> _TASK DATA_
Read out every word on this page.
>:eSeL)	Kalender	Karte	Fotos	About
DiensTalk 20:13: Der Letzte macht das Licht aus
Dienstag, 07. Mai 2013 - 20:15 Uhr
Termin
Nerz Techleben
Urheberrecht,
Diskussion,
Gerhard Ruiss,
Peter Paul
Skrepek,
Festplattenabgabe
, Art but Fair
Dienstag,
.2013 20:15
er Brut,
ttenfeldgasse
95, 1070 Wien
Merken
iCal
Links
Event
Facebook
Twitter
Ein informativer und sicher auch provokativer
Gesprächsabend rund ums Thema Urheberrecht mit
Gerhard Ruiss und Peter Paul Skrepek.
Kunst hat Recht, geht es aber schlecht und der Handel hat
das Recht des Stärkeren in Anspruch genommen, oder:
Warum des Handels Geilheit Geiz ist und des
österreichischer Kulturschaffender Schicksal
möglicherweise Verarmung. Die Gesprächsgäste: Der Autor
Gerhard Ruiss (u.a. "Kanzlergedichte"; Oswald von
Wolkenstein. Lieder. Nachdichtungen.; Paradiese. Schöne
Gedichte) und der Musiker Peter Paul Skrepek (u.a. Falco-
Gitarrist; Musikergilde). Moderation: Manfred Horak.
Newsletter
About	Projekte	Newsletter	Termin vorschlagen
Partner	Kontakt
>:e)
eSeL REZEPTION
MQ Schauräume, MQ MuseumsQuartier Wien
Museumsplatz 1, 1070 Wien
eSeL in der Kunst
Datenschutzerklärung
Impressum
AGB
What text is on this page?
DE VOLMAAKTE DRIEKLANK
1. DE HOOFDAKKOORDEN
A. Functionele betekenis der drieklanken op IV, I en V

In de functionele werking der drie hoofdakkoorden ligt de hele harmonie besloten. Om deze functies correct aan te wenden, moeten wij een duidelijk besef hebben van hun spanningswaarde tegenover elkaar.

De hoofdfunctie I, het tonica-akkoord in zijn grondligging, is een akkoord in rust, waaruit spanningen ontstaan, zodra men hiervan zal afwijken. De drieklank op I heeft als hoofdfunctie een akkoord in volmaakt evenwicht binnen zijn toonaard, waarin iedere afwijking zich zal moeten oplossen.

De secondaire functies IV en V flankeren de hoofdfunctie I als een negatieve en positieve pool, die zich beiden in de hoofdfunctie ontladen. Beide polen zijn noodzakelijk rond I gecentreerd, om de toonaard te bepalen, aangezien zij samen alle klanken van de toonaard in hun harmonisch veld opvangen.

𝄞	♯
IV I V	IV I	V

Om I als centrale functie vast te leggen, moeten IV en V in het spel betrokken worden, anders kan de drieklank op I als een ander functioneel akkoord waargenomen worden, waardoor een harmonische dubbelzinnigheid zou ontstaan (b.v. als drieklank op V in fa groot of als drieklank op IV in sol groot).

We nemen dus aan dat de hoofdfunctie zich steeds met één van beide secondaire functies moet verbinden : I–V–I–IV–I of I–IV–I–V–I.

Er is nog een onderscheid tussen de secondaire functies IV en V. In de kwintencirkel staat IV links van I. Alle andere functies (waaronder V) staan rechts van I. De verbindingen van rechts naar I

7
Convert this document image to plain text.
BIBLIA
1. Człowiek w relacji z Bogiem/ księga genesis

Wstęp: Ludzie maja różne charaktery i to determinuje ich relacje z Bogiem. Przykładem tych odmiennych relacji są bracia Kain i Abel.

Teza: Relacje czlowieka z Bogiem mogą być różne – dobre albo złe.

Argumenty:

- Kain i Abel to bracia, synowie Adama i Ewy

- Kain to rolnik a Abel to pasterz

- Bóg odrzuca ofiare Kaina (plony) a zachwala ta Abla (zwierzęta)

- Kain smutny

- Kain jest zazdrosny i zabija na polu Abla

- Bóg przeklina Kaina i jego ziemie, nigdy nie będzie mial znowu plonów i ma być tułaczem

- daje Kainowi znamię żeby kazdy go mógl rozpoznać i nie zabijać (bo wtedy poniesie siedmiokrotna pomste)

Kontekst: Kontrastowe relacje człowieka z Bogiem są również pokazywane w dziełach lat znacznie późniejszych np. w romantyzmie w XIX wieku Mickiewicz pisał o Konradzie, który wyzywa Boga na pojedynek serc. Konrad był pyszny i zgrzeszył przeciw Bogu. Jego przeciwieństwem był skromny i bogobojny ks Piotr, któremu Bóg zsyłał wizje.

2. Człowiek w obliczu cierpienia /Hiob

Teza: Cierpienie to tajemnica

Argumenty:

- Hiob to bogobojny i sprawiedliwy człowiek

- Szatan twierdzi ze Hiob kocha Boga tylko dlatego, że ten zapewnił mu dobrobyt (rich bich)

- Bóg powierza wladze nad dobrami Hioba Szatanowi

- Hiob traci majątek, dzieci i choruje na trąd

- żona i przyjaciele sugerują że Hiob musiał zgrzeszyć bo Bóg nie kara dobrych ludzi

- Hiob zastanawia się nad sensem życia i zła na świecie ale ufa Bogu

> _INSTRUCTIONS FOR THE TASK_
Write out every line of the listing that holds the word "Paul".

> _TASK ANSWER_
Peter Paul
Gerhard Ruiss und Peter Paul Skrepek.
Gedichte) und der Musiker Peter Paul Skrepek (u.a. Falco-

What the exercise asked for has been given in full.